>>>>>

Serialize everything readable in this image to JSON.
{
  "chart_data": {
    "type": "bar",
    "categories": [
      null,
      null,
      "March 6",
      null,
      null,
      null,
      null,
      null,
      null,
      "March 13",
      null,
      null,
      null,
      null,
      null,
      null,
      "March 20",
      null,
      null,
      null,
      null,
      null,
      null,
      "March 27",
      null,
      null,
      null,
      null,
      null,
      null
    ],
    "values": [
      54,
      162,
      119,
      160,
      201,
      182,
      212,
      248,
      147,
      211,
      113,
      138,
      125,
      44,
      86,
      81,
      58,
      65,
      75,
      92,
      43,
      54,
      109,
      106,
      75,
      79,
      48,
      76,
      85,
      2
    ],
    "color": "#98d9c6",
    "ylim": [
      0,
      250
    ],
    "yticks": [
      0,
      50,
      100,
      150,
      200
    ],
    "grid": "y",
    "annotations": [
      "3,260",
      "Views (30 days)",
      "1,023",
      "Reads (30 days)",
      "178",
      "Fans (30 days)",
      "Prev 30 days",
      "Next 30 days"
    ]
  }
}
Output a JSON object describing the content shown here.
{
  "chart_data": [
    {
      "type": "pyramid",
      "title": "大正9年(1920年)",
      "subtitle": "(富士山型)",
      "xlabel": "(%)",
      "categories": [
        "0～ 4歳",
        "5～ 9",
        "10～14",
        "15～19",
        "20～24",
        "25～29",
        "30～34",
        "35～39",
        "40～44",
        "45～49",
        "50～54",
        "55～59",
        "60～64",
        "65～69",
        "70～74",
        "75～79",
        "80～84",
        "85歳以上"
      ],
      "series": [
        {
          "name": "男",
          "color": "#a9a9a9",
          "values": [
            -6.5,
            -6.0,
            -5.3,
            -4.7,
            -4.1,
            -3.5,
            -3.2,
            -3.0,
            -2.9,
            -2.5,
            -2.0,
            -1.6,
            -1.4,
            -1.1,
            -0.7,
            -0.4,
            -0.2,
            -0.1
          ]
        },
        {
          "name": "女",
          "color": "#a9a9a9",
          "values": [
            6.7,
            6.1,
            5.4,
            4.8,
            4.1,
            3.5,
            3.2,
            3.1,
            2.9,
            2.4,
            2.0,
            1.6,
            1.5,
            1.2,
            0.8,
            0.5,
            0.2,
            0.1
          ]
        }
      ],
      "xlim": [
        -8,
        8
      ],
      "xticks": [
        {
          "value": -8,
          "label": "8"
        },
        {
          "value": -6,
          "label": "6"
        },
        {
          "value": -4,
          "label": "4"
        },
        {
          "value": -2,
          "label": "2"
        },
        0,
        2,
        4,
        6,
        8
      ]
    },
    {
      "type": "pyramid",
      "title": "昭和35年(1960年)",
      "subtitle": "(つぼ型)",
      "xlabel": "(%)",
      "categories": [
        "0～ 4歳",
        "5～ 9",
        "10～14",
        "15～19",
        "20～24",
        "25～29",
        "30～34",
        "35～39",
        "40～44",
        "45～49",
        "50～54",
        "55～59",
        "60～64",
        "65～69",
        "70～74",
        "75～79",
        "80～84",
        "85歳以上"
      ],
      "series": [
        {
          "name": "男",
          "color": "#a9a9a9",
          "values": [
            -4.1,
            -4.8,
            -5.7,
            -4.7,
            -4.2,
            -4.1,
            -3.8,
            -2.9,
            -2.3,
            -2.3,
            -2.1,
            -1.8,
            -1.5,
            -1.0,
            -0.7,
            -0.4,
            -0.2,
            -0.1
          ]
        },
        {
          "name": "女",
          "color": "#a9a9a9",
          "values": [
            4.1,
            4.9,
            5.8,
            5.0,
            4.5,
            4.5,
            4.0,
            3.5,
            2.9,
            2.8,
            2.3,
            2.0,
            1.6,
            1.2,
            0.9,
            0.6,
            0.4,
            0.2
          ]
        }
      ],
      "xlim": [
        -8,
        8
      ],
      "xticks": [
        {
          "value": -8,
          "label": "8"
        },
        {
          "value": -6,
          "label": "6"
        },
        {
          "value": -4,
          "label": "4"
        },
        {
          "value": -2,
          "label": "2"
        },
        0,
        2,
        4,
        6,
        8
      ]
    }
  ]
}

<<<<<

_Task instructions_:
Exactly as shown above, return every record.

_Response_:
Serialize everything readable in this image to JSON.
{
  "chart_data": {
    "type": "bar",
    "categories": [
      null,
      null,
      "March 6",
      null,
      null,
      null,
      null,
      null,
      null,
      "March 13",
      null,
      null,
      null,
      null,
      null,
      null,
      "March 20",
      null,
      null,
      null,
      null,
      null,
      null,
      "March 27",
      null,
      null,
      null,
      null,
      null,
      null
    ],
    "values": [
      54,
      162,
      119,
      160,
      201,
      182,
      212,
      248,
      147,
      211,
      113,
      138,
      125,
      44,
      86,
      81,
      58,
      65,
      75,
      92,
      43,
      54,
      109,
      106,
      75,
      79,
      48,
      76,
      85,
      2
    ],
    "color": "#98d9c6",
    "ylim": [
      0,
      250
    ],
    "yticks": [
      0,
      50,
      100,
      150,
      200
    ],
    "grid": "y",
    "annotations": [
      "3,260",
      "Views (30 days)",
      "1,023",
      "Reads (30 days)",
      "178",
      "Fans (30 days)",
      "Prev 30 days",
      "Next 30 days"
    ]
  }
}
Output a JSON object describing the content shown here.
{
  "chart_data": [
    {
      "type": "pyramid",
      "title": "大正9年(1920年)",
      "subtitle": "(富士山型)",
      "xlabel": "(%)",
      "categories": [
        "0～ 4歳",
        "5～ 9",
        "10～14",
        "15～19",
        "20～24",
        "25～29",
        "30～34",
        "35～39",
        "40～44",
        "45～49",
        "50～54",
        "55～59",
        "60～64",
        "65～69",
        "70～74",
        "75～79",
        "80～84",
        "85歳以上"
      ],
      "series": [
        {
          "name": "男",
          "color": "#a9a9a9",
          "values": [
            -6.5,
            -6.0,
            -5.3,
            -4.7,
            -4.1,
            -3.5,
            -3.2,
            -3.0,
            -2.9,
            -2.5,
            -2.0,
            -1.6,
            -1.4,
            -1.1,
            -0.7,
            -0.4,
            -0.2,
            -0.1
          ]
        },
        {
          "name": "女",
          "color": "#a9a9a9",
          "values": [
            6.7,
            6.1,
            5.4,
            4.8,
            4.1,
            3.5,
            3.2,
            3.1,
            2.9,
            2.4,
            2.0,
            1.6,
            1.5,
            1.2,
            0.8,
            0.5,
            0.2,
            0.1
          ]
        }
      ],
      "xlim": [
        -8,
        8
      ],
      "xticks": [
        {
          "value": -8,
          "label": "8"
        },
        {
          "value": -6,
          "label": "6"
        },
        {
          "value": -4,
          "label": "4"
        },
        {
          "value": -2,
          "label": "2"
        },
        0,
        2,
        4,
        6,
        8
      ]
    },
    {
      "type": "pyramid",
      "title": "昭和35年(1960年)",
      "subtitle": "(つぼ型)",
      "xlabel": "(%)",
      "categories": [
        "0～ 4歳",
        "5～ 9",
        "10～14",
        "15～19",
        "20～24",
        "25～29",
        "30～34",
        "35～39",
        "40～44",
        "45～49",
        "50～54",
        "55～59",
        "60～64",
        "65～69",
        "70～74",
        "75～79",
        "80～84",
        "85歳以上"
      ],
      "series": [
        {
          "name": "男",
          "color": "#a9a9a9",
          "values": [
            -4.1,
            -4.8,
            -5.7,
            -4.7,
            -4.2,
            -4.1,
            -3.8,
            -2.9,
            -2.3,
            -2.3,
            -2.1,
            -1.8,
            -1.5,
            -1.0,
            -0.7,
            -0.4,
            -0.2,
            -0.1
          ]
        },
        {
          "name": "女",
          "color": "#a9a9a9",
          "values": [
            4.1,
            4.9,
            5.8,
            5.0,
            4.5,
            4.5,
            4.0,
            3.5,
            2.9,
            2.8,
            2.3,
            2.0,
            1.6,
            1.2,
            0.9,
            0.6,
            0.4,
            0.2
          ]
        }
      ],
      "xlim": [
        -8,
        8
      ],
      "xticks": [
        {
          "value": -8,
          "label": "8"
        },
        {
          "value": -6,
          "label": "6"
        },
        {
          "value": -4,
          "label": "4"
        },
        {
          "value": -2,
          "label": "2"
        },
        0,
        2,
        4,
        6,
        8
      ]
    }
  ]
}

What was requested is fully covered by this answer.